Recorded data
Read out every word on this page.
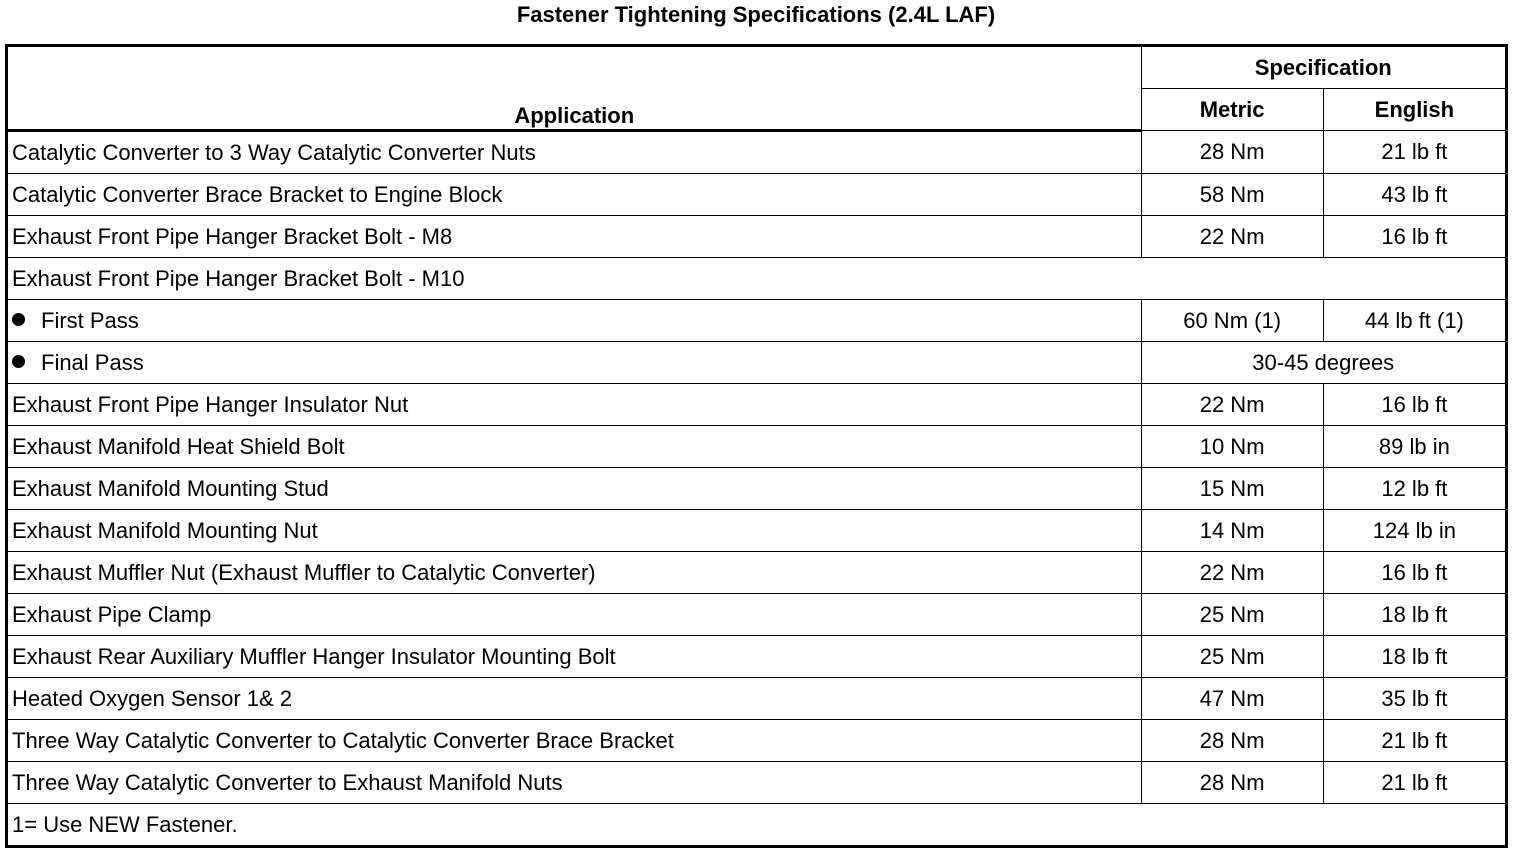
Fastener Tightening Specifications (2.4L LAF)
Application	Specification	
	Metric	English
Catalytic Converter to 3 Way Catalytic Converter Nuts	28 Nm	21 lb ft
Catalytic Converter Brace Bracket to Engine Block	58 Nm	43 lb ft
Exhaust Front Pipe Hanger Bracket Bolt - M8	22 Nm	16 lb ft
Exhaust Front Pipe Hanger Bracket Bolt - M10		
First Pass	60 Nm (1)	44 lb ft (1)
Final Pass	30-45 degrees	
Exhaust Front Pipe Hanger Insulator Nut	22 Nm	16 lb ft
Exhaust Manifold Heat Shield Bolt	10 Nm	89 lb in
Exhaust Manifold Mounting Stud	15 Nm	12 lb ft
Exhaust Manifold Mounting Nut	14 Nm	124 lb in
Exhaust Muffler Nut (Exhaust Muffler to Catalytic Converter)	22 Nm	16 lb ft
Exhaust Pipe Clamp	25 Nm	18 lb ft
Exhaust Rear Auxiliary Muffler Hanger Insulator Mounting Bolt	25 Nm	18 lb ft
Heated Oxygen Sensor 1& 2	47 Nm	35 lb ft
Three Way Catalytic Converter to Catalytic Converter Brace Bracket	28 Nm	21 lb ft
Three Way Catalytic Converter to Exhaust Manifold Nuts	28 Nm	21 lb ft
1= Use NEW Fastener.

What you should do
Copy out all the data without changing anything, and drop the pictures.

Result of this task
Read out every word on this page.
Fastener Tightening Specifications (2.4L LAF)
Application	Specification	
	Metric	English
Catalytic Converter to 3 Way Catalytic Converter Nuts	28 Nm	21 lb ft
Catalytic Converter Brace Bracket to Engine Block	58 Nm	43 lb ft
Exhaust Front Pipe Hanger Bracket Bolt - M8	22 Nm	16 lb ft
Exhaust Front Pipe Hanger Bracket Bolt - M10		
First Pass	60 Nm (1)	44 lb ft (1)
Final Pass	30-45 degrees	
Exhaust Front Pipe Hanger Insulator Nut	22 Nm	16 lb ft
Exhaust Manifold Heat Shield Bolt	10 Nm	89 lb in
Exhaust Manifold Mounting Stud	15 Nm	12 lb ft
Exhaust Manifold Mounting Nut	14 Nm	124 lb in
Exhaust Muffler Nut (Exhaust Muffler to Catalytic Converter)	22 Nm	16 lb ft
Exhaust Pipe Clamp	25 Nm	18 lb ft
Exhaust Rear Auxiliary Muffler Hanger Insulator Mounting Bolt	25 Nm	18 lb ft
Heated Oxygen Sensor 1& 2	47 Nm	35 lb ft
Three Way Catalytic Converter to Catalytic Converter Brace Bracket	28 Nm	21 lb ft
Three Way Catalytic Converter to Exhaust Manifold Nuts	28 Nm	21 lb ft
1= Use NEW Fastener.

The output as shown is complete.